**Directions for this task:** In the entries below, count each line holding the word "date". Answer with the total alone.

**Data excerpts:**
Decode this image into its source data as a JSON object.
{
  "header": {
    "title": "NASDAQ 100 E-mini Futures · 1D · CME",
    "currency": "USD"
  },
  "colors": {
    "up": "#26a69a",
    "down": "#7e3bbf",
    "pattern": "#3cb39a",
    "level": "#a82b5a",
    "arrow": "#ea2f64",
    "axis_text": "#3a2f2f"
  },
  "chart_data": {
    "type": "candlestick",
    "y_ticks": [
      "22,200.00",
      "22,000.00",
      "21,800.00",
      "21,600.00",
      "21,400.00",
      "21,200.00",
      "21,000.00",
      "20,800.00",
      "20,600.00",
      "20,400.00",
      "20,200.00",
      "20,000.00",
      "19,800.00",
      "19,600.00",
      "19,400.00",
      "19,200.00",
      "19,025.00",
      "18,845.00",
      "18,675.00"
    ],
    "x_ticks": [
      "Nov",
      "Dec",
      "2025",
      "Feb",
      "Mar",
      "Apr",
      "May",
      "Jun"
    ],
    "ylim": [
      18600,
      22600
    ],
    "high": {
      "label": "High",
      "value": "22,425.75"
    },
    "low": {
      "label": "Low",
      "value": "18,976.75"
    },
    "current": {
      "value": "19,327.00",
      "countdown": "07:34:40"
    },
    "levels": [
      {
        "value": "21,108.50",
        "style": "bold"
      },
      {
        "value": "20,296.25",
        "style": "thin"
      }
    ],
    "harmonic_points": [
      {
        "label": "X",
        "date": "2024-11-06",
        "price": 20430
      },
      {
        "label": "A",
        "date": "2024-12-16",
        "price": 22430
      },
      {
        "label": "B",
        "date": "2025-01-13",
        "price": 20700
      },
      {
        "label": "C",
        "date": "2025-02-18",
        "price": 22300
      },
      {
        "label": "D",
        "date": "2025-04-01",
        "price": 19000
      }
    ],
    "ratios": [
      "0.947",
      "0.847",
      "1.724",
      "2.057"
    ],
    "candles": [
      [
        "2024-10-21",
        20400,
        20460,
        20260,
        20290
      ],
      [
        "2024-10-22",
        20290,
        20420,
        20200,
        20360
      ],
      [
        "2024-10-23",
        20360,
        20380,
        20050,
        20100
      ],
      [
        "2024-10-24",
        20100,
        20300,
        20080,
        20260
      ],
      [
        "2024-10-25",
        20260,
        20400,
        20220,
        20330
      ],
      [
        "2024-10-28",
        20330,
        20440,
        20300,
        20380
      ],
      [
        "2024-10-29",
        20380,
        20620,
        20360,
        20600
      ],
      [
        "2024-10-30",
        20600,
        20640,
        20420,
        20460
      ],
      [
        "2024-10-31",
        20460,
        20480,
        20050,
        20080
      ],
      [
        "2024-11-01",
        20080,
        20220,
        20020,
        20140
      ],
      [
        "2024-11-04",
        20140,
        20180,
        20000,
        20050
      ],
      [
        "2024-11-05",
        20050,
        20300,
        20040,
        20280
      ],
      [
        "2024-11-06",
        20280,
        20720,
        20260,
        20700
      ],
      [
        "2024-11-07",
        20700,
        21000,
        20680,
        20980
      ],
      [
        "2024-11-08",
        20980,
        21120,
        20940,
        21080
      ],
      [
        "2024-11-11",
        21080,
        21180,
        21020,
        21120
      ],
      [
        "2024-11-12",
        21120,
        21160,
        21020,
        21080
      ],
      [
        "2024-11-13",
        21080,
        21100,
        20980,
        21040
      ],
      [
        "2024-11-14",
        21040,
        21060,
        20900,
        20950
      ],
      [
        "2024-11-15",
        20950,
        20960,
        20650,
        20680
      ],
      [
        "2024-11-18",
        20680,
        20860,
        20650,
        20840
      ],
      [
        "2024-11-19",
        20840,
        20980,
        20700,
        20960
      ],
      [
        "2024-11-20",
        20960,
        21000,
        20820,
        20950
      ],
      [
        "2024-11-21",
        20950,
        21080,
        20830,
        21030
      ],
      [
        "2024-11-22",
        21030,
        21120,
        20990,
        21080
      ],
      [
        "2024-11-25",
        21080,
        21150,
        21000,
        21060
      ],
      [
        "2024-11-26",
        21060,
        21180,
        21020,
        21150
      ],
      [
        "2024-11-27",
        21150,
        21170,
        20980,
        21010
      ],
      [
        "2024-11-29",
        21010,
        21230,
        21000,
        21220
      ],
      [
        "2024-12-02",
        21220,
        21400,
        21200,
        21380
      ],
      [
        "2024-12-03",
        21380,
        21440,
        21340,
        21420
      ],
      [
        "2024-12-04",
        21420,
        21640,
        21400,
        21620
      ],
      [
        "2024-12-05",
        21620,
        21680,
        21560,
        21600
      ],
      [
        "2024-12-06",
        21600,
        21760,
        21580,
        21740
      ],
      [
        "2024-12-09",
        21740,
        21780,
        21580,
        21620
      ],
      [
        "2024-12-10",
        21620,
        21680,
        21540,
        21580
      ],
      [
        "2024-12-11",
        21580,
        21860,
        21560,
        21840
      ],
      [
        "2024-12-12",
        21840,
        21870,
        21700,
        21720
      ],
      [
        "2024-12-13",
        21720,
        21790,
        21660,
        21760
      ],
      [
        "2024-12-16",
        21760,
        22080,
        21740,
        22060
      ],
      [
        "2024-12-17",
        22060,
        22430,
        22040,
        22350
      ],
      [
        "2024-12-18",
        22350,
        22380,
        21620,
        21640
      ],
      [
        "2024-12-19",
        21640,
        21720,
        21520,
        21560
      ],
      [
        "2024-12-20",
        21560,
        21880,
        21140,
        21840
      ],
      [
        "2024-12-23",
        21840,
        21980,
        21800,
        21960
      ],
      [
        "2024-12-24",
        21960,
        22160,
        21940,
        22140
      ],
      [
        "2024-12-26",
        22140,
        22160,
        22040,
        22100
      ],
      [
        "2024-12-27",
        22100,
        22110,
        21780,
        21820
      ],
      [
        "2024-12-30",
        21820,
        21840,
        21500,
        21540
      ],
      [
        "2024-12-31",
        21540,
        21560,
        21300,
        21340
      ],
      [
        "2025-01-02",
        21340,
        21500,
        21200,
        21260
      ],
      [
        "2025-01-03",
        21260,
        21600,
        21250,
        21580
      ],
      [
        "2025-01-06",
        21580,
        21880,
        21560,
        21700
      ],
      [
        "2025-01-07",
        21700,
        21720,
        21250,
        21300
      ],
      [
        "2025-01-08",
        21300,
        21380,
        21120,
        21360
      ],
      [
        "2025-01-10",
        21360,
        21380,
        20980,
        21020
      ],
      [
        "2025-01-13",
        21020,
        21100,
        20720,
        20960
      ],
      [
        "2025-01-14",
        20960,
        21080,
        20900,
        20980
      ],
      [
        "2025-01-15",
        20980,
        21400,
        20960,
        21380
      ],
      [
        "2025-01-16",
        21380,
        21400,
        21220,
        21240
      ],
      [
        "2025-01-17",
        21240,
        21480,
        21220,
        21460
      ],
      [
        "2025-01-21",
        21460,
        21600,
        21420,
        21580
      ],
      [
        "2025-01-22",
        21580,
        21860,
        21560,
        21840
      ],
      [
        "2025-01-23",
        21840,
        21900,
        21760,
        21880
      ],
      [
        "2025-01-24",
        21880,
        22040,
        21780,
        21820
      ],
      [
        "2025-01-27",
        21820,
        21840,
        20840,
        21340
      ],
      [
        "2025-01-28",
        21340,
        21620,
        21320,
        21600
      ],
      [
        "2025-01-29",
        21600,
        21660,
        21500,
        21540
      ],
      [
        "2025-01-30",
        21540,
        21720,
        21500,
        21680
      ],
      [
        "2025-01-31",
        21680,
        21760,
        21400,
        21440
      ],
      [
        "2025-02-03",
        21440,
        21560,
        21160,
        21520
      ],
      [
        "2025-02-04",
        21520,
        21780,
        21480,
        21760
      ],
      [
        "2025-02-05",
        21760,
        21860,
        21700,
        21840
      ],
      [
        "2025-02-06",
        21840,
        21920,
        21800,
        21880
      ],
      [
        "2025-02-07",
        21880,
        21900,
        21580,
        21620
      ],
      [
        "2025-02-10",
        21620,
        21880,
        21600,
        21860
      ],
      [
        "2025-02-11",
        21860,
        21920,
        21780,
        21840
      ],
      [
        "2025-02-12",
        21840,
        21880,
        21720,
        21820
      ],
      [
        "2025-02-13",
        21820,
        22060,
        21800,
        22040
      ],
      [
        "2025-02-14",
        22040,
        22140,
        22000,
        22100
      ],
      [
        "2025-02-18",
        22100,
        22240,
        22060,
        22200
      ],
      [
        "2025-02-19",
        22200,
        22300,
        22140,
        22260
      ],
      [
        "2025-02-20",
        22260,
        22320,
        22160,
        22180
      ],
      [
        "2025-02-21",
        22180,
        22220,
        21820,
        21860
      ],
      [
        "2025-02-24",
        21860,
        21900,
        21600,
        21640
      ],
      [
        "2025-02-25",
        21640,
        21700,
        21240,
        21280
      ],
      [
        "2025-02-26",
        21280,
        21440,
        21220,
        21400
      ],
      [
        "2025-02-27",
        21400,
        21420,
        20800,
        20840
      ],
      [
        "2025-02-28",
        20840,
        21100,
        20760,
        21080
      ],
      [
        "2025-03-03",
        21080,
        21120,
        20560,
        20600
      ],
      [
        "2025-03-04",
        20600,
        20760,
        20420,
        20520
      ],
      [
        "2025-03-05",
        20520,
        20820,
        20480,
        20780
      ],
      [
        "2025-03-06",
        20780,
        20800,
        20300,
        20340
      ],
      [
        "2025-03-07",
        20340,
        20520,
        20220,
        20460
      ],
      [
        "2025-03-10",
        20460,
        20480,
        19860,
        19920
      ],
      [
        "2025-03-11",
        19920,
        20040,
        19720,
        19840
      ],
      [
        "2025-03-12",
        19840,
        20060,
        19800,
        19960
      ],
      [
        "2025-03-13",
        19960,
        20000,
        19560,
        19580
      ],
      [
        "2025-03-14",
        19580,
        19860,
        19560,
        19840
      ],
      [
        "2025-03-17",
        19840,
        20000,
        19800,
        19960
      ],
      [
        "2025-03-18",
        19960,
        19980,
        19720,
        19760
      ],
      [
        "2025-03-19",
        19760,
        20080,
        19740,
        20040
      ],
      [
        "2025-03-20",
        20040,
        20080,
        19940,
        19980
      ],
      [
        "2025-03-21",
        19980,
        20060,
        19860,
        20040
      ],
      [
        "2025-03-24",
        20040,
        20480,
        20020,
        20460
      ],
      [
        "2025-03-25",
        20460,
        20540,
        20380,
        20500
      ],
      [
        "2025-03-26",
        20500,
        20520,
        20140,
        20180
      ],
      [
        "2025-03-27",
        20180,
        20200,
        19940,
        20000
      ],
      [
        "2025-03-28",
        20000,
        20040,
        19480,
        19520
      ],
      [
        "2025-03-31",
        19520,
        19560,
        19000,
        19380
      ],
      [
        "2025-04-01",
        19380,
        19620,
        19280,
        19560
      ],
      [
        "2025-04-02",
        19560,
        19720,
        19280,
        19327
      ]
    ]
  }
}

**Solution to the exercise:** 5